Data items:
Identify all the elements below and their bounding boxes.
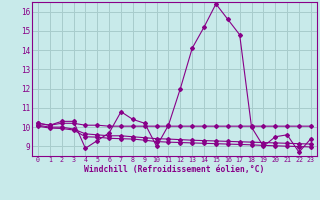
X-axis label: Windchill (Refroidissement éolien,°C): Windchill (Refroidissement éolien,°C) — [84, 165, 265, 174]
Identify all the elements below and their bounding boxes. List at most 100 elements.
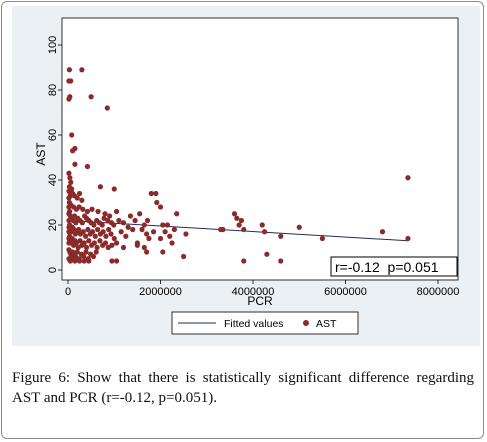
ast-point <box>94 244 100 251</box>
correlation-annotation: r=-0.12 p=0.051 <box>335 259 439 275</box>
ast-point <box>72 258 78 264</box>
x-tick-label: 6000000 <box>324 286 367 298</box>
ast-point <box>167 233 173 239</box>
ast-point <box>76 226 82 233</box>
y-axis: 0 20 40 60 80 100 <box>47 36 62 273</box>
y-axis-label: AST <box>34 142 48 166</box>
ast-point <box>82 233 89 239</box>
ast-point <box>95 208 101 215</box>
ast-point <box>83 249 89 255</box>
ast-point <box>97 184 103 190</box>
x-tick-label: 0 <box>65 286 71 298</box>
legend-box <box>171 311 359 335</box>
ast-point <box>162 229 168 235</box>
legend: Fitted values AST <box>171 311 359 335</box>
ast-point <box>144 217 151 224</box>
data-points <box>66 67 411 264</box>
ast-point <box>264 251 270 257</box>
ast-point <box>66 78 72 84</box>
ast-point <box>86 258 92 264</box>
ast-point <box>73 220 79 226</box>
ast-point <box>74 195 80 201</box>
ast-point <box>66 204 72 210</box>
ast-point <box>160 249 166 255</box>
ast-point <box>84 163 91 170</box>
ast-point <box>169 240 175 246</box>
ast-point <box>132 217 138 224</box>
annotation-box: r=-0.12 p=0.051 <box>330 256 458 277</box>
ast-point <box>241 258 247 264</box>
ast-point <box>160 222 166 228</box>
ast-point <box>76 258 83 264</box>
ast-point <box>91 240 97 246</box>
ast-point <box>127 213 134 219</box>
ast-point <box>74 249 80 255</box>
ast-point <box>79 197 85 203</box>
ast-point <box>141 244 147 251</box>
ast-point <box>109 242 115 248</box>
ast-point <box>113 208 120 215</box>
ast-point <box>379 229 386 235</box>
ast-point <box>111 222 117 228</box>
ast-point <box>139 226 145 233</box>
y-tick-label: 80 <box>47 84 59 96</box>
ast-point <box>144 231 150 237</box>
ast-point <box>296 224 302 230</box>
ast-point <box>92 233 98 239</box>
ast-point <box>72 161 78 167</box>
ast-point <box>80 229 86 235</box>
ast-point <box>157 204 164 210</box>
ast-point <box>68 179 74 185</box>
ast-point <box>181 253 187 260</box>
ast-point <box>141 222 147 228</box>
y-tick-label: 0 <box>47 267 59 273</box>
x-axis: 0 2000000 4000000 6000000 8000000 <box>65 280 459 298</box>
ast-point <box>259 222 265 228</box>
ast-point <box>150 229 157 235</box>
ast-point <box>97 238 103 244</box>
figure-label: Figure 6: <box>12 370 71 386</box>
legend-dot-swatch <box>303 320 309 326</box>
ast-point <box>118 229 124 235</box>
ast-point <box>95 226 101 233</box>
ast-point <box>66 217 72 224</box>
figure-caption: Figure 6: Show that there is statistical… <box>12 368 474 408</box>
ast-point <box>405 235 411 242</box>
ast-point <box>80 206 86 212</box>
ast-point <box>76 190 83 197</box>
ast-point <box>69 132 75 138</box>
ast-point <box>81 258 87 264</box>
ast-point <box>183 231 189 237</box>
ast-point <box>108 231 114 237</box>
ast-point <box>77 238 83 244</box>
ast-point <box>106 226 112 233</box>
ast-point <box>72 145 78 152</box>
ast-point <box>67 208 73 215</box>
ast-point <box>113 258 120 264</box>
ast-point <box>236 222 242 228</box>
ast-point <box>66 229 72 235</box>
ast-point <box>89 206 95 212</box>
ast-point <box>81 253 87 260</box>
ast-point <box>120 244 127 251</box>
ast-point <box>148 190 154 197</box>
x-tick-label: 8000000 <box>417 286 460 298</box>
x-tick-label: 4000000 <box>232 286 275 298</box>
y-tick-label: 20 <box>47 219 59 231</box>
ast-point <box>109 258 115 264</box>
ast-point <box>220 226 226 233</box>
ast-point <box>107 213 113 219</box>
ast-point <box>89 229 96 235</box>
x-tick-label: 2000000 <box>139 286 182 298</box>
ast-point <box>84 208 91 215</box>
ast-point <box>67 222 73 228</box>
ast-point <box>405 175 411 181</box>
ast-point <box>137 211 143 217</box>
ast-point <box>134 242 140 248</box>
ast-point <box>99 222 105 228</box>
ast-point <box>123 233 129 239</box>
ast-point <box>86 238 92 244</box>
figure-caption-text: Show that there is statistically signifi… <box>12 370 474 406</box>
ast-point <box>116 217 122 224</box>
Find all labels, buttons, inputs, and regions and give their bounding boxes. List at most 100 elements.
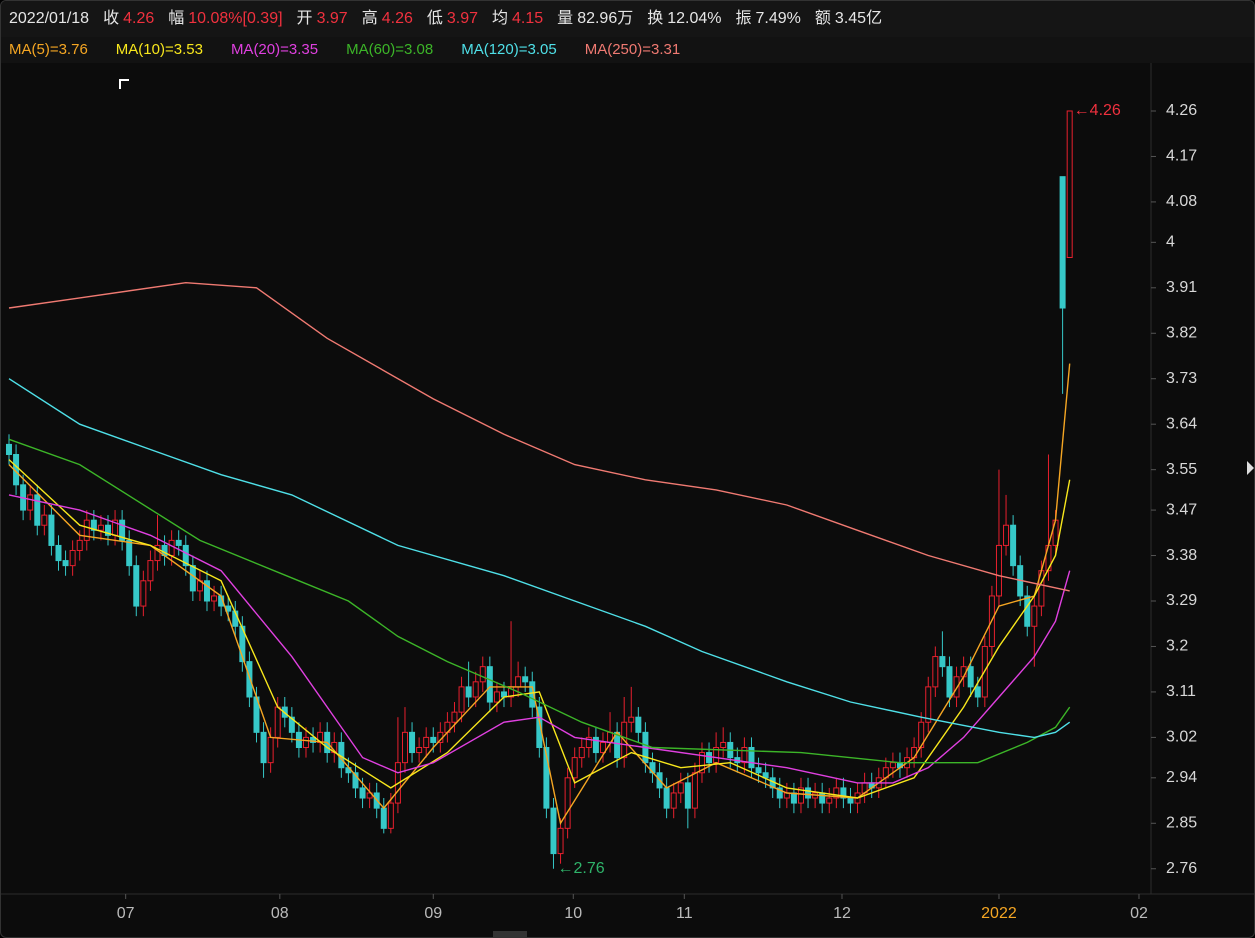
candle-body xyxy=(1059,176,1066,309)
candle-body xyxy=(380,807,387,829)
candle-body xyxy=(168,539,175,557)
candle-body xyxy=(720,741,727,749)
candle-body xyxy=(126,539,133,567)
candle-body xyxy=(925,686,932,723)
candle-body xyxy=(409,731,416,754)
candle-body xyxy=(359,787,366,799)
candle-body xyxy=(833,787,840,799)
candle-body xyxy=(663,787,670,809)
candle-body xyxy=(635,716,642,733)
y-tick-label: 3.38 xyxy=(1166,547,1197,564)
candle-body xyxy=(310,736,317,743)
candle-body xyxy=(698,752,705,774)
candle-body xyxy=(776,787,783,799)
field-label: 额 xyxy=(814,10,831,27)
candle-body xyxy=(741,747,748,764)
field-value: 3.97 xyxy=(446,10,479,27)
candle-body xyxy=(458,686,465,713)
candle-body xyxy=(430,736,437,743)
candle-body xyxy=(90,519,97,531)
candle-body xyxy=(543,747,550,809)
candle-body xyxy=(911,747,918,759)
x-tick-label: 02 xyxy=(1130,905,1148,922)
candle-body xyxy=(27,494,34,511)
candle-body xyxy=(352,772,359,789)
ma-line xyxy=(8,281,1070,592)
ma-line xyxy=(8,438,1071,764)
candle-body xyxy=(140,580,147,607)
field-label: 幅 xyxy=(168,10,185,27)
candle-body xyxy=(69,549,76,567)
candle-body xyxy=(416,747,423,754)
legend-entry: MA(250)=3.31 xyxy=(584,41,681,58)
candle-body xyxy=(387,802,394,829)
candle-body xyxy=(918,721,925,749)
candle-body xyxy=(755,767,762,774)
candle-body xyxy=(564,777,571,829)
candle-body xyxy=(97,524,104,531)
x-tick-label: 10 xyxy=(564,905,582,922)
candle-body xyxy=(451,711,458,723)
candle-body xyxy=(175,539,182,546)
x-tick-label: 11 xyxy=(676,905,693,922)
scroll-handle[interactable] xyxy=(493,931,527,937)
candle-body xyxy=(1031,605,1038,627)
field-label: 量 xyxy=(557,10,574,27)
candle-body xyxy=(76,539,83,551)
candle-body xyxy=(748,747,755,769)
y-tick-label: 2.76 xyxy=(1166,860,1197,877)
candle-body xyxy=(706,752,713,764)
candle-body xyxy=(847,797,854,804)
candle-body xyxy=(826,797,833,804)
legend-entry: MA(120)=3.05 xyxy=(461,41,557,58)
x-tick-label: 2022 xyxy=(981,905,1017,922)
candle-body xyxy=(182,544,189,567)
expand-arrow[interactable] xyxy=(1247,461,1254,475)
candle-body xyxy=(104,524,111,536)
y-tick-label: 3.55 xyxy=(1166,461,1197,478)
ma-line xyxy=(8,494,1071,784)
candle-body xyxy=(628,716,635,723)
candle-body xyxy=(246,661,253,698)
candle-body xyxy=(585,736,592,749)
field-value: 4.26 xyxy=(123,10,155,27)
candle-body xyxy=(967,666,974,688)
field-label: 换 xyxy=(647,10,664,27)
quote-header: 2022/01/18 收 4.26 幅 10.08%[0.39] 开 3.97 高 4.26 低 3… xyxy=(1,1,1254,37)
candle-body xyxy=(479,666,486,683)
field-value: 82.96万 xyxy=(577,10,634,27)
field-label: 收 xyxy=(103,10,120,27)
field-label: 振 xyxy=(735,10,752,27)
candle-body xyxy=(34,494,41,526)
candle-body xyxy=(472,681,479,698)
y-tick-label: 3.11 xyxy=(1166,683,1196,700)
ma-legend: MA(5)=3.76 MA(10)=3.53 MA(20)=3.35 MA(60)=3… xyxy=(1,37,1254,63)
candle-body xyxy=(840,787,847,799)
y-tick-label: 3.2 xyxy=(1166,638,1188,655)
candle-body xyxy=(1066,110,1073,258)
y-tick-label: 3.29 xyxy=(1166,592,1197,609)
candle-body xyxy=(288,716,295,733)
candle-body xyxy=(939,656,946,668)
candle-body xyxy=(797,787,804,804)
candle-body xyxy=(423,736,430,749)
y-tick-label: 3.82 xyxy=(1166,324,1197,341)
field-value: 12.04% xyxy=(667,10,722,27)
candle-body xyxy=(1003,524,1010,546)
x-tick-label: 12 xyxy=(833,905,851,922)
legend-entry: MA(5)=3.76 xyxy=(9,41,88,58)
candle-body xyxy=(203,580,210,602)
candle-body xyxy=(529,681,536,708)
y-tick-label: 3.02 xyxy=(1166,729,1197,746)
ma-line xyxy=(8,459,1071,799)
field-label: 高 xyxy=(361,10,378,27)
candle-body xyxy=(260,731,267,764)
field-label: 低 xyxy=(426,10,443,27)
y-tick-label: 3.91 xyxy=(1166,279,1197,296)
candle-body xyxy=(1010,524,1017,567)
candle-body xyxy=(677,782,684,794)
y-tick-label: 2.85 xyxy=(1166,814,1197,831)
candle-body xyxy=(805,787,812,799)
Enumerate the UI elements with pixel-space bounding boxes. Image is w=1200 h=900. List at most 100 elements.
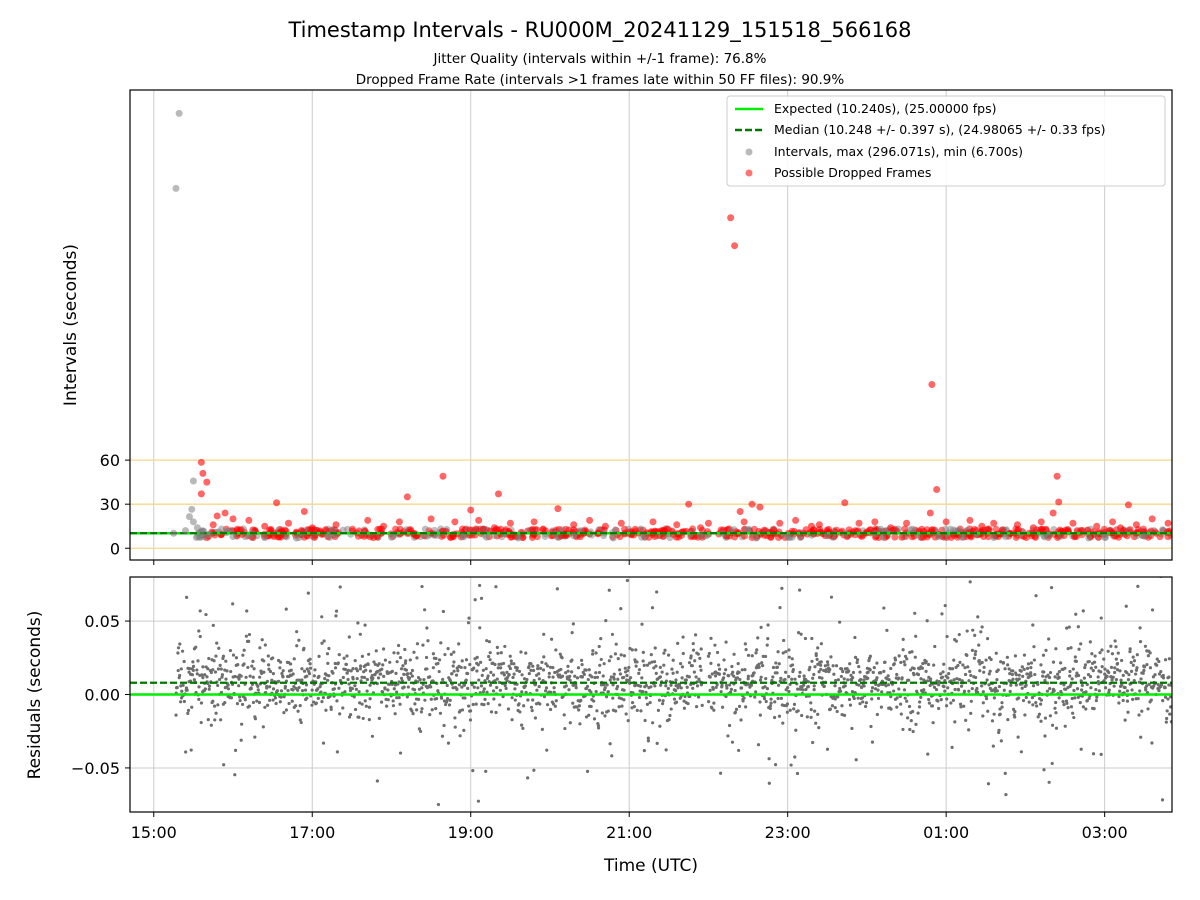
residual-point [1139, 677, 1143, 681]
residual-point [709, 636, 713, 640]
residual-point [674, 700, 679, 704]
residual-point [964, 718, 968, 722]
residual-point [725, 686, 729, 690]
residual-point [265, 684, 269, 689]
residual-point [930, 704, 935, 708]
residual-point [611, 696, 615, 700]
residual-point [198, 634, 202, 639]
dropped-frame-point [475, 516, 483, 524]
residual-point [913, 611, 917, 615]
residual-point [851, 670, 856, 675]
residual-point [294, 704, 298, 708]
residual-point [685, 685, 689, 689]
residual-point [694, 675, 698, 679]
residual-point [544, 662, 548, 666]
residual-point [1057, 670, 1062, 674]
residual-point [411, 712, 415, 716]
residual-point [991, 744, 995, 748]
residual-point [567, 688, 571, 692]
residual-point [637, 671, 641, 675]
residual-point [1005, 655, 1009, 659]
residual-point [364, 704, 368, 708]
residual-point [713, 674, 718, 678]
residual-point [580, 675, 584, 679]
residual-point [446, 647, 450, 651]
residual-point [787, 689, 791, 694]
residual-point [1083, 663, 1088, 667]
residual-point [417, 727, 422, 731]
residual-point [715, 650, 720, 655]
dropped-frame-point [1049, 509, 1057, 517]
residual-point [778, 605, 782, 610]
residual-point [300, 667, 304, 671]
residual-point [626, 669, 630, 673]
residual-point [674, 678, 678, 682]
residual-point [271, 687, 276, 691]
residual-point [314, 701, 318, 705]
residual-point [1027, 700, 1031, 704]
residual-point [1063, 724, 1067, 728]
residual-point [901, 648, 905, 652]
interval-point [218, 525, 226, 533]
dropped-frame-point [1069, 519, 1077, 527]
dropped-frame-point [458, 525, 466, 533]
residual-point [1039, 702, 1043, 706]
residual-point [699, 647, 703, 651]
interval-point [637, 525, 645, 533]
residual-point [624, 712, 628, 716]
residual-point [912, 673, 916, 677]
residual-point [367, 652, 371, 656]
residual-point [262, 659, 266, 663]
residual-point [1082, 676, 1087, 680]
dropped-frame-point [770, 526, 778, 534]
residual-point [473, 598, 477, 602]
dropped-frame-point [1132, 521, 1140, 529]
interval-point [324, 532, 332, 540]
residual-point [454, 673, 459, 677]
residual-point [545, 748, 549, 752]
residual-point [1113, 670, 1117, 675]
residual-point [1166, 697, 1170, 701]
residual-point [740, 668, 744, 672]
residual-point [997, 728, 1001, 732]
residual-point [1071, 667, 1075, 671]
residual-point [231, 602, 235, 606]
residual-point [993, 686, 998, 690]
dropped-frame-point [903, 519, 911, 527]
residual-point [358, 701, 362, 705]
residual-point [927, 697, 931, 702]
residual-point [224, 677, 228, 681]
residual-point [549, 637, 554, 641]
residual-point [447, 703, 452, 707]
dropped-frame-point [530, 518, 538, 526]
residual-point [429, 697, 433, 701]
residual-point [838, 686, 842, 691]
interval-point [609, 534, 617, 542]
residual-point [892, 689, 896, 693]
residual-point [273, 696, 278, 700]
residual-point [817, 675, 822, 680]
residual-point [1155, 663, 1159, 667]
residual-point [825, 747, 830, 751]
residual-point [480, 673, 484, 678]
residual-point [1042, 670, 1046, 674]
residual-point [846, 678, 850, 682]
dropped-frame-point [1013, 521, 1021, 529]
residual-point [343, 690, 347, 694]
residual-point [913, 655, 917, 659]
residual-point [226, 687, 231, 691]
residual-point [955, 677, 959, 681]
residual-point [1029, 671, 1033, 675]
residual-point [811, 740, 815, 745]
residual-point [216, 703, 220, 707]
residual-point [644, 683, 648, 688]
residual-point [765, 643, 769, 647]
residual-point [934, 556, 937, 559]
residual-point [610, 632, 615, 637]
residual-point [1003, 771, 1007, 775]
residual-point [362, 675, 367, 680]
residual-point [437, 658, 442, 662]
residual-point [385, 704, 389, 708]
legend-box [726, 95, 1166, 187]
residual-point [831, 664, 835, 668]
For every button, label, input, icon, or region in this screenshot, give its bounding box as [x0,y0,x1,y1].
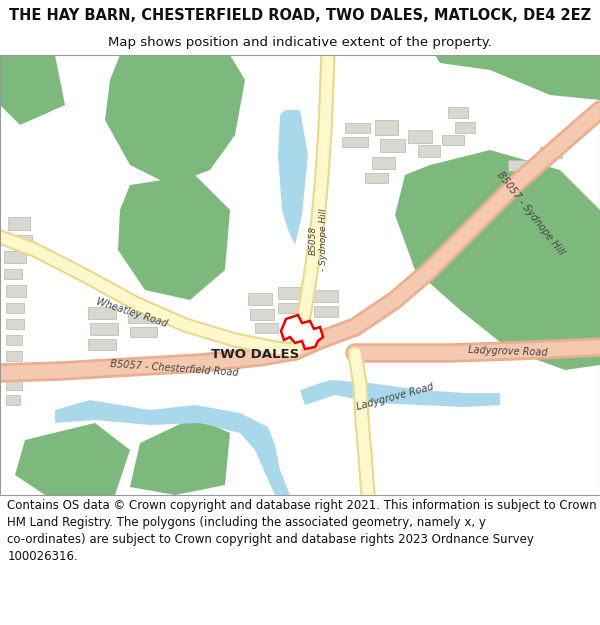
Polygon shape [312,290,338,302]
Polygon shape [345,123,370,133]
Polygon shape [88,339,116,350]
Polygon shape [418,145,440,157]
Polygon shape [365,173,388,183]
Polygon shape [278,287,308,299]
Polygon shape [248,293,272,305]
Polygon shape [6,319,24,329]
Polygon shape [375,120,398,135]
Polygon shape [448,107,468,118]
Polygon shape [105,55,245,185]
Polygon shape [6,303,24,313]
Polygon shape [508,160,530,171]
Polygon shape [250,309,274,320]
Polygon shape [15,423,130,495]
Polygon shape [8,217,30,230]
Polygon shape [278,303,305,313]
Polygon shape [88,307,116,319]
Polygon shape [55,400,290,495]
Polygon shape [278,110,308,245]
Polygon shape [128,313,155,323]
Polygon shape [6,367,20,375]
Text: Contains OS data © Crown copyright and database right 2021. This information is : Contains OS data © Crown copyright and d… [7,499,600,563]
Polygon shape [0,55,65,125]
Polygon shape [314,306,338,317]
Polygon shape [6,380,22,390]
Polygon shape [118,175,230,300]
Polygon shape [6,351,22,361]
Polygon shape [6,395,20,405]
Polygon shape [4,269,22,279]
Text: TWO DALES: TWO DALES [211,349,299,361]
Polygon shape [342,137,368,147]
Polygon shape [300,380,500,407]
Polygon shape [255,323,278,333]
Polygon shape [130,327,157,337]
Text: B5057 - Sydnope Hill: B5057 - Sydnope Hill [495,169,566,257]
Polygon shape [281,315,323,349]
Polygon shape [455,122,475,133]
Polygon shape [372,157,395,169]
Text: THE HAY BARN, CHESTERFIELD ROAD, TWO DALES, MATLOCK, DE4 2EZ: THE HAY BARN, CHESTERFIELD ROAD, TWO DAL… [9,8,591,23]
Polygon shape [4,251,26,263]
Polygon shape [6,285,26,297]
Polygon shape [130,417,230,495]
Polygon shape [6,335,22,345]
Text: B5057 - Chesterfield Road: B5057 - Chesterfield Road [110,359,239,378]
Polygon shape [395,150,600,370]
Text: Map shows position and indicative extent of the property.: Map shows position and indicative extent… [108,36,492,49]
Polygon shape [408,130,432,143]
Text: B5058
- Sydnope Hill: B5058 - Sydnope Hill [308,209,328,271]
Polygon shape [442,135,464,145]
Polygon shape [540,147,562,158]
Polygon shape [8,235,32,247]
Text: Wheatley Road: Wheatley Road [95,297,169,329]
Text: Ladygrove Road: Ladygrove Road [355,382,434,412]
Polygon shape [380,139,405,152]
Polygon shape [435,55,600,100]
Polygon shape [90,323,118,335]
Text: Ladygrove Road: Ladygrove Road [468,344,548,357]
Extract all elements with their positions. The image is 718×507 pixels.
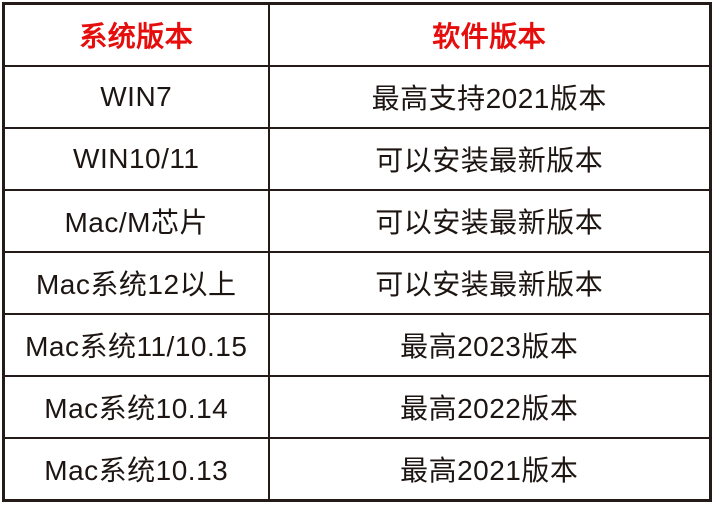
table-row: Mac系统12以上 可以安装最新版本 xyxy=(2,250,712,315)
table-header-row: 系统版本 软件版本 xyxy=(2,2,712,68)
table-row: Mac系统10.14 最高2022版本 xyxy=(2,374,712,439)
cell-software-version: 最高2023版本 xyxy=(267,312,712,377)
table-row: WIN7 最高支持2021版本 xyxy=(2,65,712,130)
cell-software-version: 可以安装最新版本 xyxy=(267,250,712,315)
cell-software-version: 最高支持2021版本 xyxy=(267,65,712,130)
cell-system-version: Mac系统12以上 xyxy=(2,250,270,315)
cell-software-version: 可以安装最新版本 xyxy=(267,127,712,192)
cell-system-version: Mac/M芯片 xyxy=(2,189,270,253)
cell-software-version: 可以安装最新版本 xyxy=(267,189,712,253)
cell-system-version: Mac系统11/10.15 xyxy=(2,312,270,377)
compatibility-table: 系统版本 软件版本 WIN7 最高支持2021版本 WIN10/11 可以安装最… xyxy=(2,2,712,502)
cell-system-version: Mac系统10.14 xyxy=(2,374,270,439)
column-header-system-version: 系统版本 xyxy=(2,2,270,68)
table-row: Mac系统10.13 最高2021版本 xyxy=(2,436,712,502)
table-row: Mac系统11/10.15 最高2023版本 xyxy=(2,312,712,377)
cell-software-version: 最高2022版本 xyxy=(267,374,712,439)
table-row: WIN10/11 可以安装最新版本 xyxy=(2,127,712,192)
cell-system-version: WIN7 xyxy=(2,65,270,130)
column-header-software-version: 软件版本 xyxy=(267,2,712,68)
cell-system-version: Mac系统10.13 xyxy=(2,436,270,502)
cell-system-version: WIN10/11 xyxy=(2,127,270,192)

# AIM
Render the rows from the first one through the line containing "Identify all the elements below and their bounding boxes. List", inclusive, as a JSON list of strings with one string per line and no blank lines. Omit the pictures.

# FINAL RESULT
[
  "Identify all the elements below and their bounding boxes.",
  "X-axis label: Windchill (Refroidissement éolien,°C): Windchill (Refroidissement éolien,°C) — [84, 165, 265, 174]",
  "Identify all the elements below and their bounding boxes. List at most 100 elements."
]